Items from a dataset
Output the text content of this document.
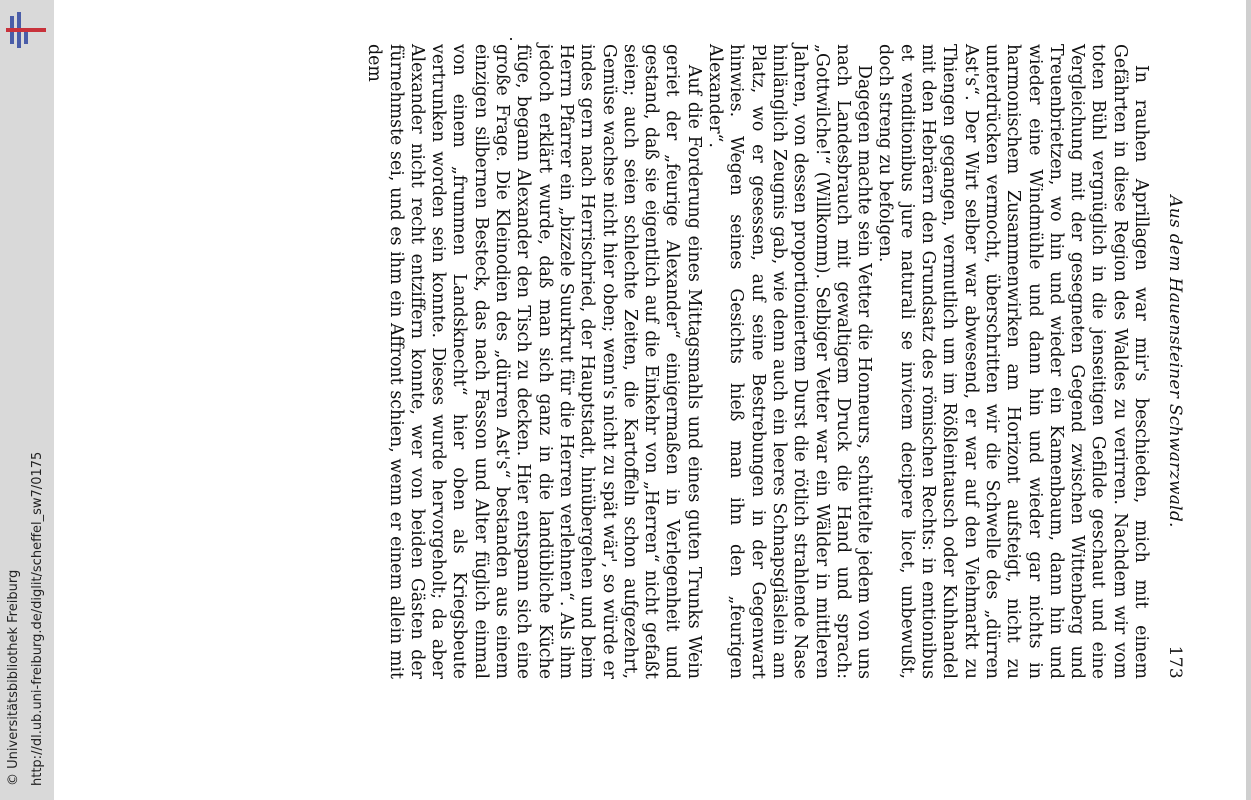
http://dl.ub.uni-freiburg.de/diglit/scheffel_sw7/0175
© Universitätsbibliothek Freiburg
Aus dem Hauensteiner Schwarzwald.
173

In rauhen Aprillagen war mir's beschieden, mich mit einem Gefährten in diese Region des Waldes zu verirren. Nachdem wir vom toten Bühl vergnüglich in die jenseitigen Gefilde geschaut und eine Vergleichung mit der gesegneten Gegend zwischen Wittenberg und Treuenbrietzen, wo hin und wieder ein Kamenbaum, dann hin und wieder eine Windmühle und dann hin und wieder gar nichts in harmonischem Zusammenwirken am Horizont aufsteigt, nicht zu unterdrücken vermocht, überschritten wir die Schwelle des „dürren Ast's“. Der Wirt selber war abwesend, er war auf den Viehmarkt zu Thiengen gegangen, vermutlich um im Rößleintausch oder Kuhhandel mit den Hebräern den Grundsatz des römischen Rechts: in emtionibus et venditionibus jure naturali se invicem decipere licet, unbewußt, doch streng zu befolgen.

Dagegen machte sein Vetter die Honneurs, schüttelte jedem von uns nach Landesbrauch mit gewaltigem Druck die Hand und sprach: „Gottwilche!“ (Willkomm). Selbiger Vetter war ein Wälder in mittleren Jahren, von dessen proportioniertem Durst die rötlich strahlende Nase hinlänglich Zeugnis gab, wie denn auch ein leeres Schnapsgläslein am Platz, wo er gesessen, auf seine Bestrebungen in der Gegenwart hinwies. Wegen seines Gesichts hieß man ihn den „feurigen Alexander“.

Auf die Forderung eines Mittagsmahls und eines guten Trunks Wein geriet der „feurige Alexander“ einigermaßen in Verlegenheit und gestand, daß sie eigentlich auf die Einkehr von „Herren“ nicht gefaßt seien; auch seien schlechte Zeiten, die Kartoffeln schon aufgezehrt, Gemüse wachse nicht hier oben; wenn's nicht zu spät wär', so würde er indes gern nach Herrischried, der Hauptstadt, hinübergehen und beim Herrn Pfarrer ein „bizzele Suurkrut für die Herren verlehnen“. Als ihm jedoch erklärt wurde, daß man sich ganz in die landübliche Küche füge, begann Alexander den Tisch zu decken. Hier entspann sich eine große Frage. Die Kleinodien des „dürren Ast's“ bestanden aus einem einzigen silbernen Besteck, das nach Fasson und Alter füglich einmal von einem „frummen Landsknecht“ hier oben als Kriegsbeute vertrunken worden sein konnte. Dieses wurde hervorgeholt; da aber Alexander nicht recht entziffern konnte, wer von beiden Gästen der fürnehmste sei, und es ihm ein Affront schien, wenn er einem allein mit dem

Required task
Transcribe every record above exactly, leaving out the pictures.

Correct result
Output the text content of this document.
http://dl.ub.uni-freiburg.de/diglit/scheffel_sw7/0175
© Universitätsbibliothek Freiburg
Aus dem Hauensteiner Schwarzwald.
173

In rauhen Aprillagen war mir's beschieden, mich mit einem Gefährten in diese Region des Waldes zu verirren. Nachdem wir vom toten Bühl vergnüglich in die jenseitigen Gefilde geschaut und eine Vergleichung mit der gesegneten Gegend zwischen Wittenberg und Treuenbrietzen, wo hin und wieder ein Kamenbaum, dann hin und wieder eine Windmühle und dann hin und wieder gar nichts in harmonischem Zusammenwirken am Horizont aufsteigt, nicht zu unterdrücken vermocht, überschritten wir die Schwelle des „dürren Ast's“. Der Wirt selber war abwesend, er war auf den Viehmarkt zu Thiengen gegangen, vermutlich um im Rößleintausch oder Kuhhandel mit den Hebräern den Grundsatz des römischen Rechts: in emtionibus et venditionibus jure naturali se invicem decipere licet, unbewußt, doch streng zu befolgen.

Dagegen machte sein Vetter die Honneurs, schüttelte jedem von uns nach Landesbrauch mit gewaltigem Druck die Hand und sprach: „Gottwilche!“ (Willkomm). Selbiger Vetter war ein Wälder in mittleren Jahren, von dessen proportioniertem Durst die rötlich strahlende Nase hinlänglich Zeugnis gab, wie denn auch ein leeres Schnapsgläslein am Platz, wo er gesessen, auf seine Bestrebungen in der Gegenwart hinwies. Wegen seines Gesichts hieß man ihn den „feurigen Alexander“.

Auf die Forderung eines Mittagsmahls und eines guten Trunks Wein geriet der „feurige Alexander“ einigermaßen in Verlegenheit und gestand, daß sie eigentlich auf die Einkehr von „Herren“ nicht gefaßt seien; auch seien schlechte Zeiten, die Kartoffeln schon aufgezehrt, Gemüse wachse nicht hier oben; wenn's nicht zu spät wär', so würde er indes gern nach Herrischried, der Hauptstadt, hinübergehen und beim Herrn Pfarrer ein „bizzele Suurkrut für die Herren verlehnen“. Als ihm jedoch erklärt wurde, daß man sich ganz in die landübliche Küche füge, begann Alexander den Tisch zu decken. Hier entspann sich eine große Frage. Die Kleinodien des „dürren Ast's“ bestanden aus einem einzigen silbernen Besteck, das nach Fasson und Alter füglich einmal von einem „frummen Landsknecht“ hier oben als Kriegsbeute vertrunken worden sein konnte. Dieses wurde hervorgeholt; da aber Alexander nicht recht entziffern konnte, wer von beiden Gästen der fürnehmste sei, und es ihm ein Affront schien, wenn er einem allein mit dem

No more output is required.